• [WHAT IS NEEDED]
Every line of the data must be copied exactly.

Data listing
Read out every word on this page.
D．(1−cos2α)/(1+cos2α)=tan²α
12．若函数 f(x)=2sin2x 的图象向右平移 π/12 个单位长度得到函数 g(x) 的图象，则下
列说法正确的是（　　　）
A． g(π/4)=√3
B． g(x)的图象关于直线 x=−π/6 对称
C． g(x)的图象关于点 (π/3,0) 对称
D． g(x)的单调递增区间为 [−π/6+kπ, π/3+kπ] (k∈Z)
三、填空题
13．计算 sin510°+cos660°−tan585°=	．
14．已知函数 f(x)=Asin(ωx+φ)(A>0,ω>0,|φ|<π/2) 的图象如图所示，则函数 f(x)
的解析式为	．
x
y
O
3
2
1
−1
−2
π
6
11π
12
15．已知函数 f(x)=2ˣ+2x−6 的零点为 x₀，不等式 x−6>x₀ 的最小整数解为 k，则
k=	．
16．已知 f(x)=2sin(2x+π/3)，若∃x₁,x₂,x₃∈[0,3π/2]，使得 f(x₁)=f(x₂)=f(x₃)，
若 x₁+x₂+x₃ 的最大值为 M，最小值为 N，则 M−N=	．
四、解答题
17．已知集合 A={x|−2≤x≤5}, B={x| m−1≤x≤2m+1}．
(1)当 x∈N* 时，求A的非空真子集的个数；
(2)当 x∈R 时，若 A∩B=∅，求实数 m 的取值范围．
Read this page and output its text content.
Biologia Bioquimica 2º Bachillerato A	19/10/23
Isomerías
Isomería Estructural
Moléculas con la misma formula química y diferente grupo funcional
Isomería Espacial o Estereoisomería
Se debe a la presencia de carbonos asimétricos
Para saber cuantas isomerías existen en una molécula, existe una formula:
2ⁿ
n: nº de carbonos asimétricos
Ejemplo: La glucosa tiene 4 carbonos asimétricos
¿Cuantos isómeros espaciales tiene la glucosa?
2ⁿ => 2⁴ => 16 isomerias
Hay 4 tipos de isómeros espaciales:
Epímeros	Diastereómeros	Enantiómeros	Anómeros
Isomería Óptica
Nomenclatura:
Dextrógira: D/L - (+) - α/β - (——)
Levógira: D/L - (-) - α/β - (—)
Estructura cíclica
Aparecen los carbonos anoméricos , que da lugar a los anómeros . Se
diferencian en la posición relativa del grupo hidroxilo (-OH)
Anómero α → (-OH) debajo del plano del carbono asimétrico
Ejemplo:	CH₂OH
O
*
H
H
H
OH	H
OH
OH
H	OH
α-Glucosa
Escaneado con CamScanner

• [OUTPUT OF THE TASK]
Read out every word on this page.
D．(1−cos2α)/(1+cos2α)=tan²α
12．若函数 f(x)=2sin2x 的图象向右平移 π/12 个单位长度得到函数 g(x) 的图象，则下
列说法正确的是（　　　）
A． g(π/4)=√3
B． g(x)的图象关于直线 x=−π/6 对称
C． g(x)的图象关于点 (π/3,0) 对称
D． g(x)的单调递增区间为 [−π/6+kπ, π/3+kπ] (k∈Z)
三、填空题
13．计算 sin510°+cos660°−tan585°=	．
14．已知函数 f(x)=Asin(ωx+φ)(A>0,ω>0,|φ|<π/2) 的图象如图所示，则函数 f(x)
的解析式为	．
x
y
O
3
2
1
−1
−2
π
6
11π
12
15．已知函数 f(x)=2ˣ+2x−6 的零点为 x₀，不等式 x−6>x₀ 的最小整数解为 k，则
k=	．
16．已知 f(x)=2sin(2x+π/3)，若∃x₁,x₂,x₃∈[0,3π/2]，使得 f(x₁)=f(x₂)=f(x₃)，
若 x₁+x₂+x₃ 的最大值为 M，最小值为 N，则 M−N=	．
四、解答题
17．已知集合 A={x|−2≤x≤5}, B={x| m−1≤x≤2m+1}．
(1)当 x∈N* 时，求A的非空真子集的个数；
(2)当 x∈R 时，若 A∩B=∅，求实数 m 的取值范围．
Read this page and output its text content.
Biologia Bioquimica 2º Bachillerato A	19/10/23
Isomerías
Isomería Estructural
Moléculas con la misma formula química y diferente grupo funcional
Isomería Espacial o Estereoisomería
Se debe a la presencia de carbonos asimétricos
Para saber cuantas isomerías existen en una molécula, existe una formula:
2ⁿ
n: nº de carbonos asimétricos
Ejemplo: La glucosa tiene 4 carbonos asimétricos
¿Cuantos isómeros espaciales tiene la glucosa?
2ⁿ => 2⁴ => 16 isomerias
Hay 4 tipos de isómeros espaciales:
Epímeros	Diastereómeros	Enantiómeros	Anómeros
Isomería Óptica
Nomenclatura:
Dextrógira: D/L - (+) - α/β - (——)
Levógira: D/L - (-) - α/β - (—)
Estructura cíclica
Aparecen los carbonos anoméricos , que da lugar a los anómeros . Se
diferencian en la posición relativa del grupo hidroxilo (-OH)
Anómero α → (-OH) debajo del plano del carbono asimétrico
Ejemplo:	CH₂OH
O
*
H
H
H
OH	H
OH
OH
H	OH
α-Glucosa
Escaneado con CamScanner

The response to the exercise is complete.